Layout annotation data
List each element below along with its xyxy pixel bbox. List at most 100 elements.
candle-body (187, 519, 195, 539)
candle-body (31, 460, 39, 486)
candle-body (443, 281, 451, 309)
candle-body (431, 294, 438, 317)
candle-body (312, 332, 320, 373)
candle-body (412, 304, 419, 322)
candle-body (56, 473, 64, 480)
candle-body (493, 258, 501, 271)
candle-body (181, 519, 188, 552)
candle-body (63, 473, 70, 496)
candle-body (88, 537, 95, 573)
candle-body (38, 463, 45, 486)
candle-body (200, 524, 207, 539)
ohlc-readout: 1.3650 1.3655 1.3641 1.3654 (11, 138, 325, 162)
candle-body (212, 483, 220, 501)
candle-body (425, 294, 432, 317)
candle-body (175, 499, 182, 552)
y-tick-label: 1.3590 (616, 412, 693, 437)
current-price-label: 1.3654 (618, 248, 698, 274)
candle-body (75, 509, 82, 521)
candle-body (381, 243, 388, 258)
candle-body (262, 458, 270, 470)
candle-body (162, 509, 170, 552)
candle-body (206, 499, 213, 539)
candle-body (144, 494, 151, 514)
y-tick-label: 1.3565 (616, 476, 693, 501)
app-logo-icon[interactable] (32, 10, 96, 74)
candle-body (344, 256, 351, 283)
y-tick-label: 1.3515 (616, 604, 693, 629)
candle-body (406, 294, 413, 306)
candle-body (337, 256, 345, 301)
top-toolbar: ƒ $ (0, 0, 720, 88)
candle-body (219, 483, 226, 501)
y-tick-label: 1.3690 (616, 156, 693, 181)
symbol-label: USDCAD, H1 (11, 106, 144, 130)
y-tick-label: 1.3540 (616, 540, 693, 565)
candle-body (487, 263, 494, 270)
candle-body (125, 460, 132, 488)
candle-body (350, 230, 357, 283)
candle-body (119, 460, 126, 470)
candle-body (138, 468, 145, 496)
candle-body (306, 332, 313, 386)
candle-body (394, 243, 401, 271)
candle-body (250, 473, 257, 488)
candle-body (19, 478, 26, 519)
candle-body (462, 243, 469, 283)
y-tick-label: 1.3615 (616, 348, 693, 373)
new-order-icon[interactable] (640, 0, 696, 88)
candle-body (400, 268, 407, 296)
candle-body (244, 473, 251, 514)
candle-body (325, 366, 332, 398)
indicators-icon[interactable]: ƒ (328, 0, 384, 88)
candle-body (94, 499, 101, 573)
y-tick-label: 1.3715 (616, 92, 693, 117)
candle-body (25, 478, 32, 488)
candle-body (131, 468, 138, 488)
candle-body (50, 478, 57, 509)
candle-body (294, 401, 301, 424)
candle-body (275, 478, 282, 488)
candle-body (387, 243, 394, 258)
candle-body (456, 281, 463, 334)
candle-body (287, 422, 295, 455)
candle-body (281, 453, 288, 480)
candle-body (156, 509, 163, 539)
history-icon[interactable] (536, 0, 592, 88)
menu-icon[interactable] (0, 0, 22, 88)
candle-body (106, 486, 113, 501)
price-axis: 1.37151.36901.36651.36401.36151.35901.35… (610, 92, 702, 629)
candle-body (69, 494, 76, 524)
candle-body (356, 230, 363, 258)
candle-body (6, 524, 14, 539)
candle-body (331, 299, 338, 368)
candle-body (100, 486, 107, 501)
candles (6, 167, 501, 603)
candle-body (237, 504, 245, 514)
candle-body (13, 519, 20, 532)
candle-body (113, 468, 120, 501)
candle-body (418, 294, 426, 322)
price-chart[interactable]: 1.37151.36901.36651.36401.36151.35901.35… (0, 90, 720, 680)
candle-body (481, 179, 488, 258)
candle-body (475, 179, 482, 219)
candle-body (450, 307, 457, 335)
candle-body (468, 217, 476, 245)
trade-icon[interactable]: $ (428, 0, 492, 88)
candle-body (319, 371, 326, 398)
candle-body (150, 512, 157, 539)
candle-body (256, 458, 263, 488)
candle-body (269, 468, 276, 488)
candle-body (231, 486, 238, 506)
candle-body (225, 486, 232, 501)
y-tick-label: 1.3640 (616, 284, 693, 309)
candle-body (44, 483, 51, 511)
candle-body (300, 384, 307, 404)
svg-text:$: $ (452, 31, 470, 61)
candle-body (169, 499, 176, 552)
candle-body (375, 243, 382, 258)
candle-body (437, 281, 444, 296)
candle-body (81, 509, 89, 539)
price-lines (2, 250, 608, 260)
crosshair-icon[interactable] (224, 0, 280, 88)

◆ Exercise prompt ◆
Can you arrange every line from the start of the records through the line containing "candle-body (63, 473, 70, 496)" as a Markdown table with columns No. and Line, leaving out any blank lines?

◆ Reply to the exercise ◆
| No. | Line |
|---|---|
| 1 | List each element below along with its xyxy pixel bbox. List at most 100 elements. |
| 2 | candle-body (187, 519, 195, 539) |
| 3 | candle-body (31, 460, 39, 486) |
| 4 | candle-body (443, 281, 451, 309) |
| 5 | candle-body (431, 294, 438, 317) |
| 6 | candle-body (312, 332, 320, 373) |
| 7 | candle-body (412, 304, 419, 322) |
| 8 | candle-body (56, 473, 64, 480) |
| 9 | candle-body (493, 258, 501, 271) |
| 10 | candle-body (181, 519, 188, 552) |
| 11 | candle-body (63, 473, 70, 496) |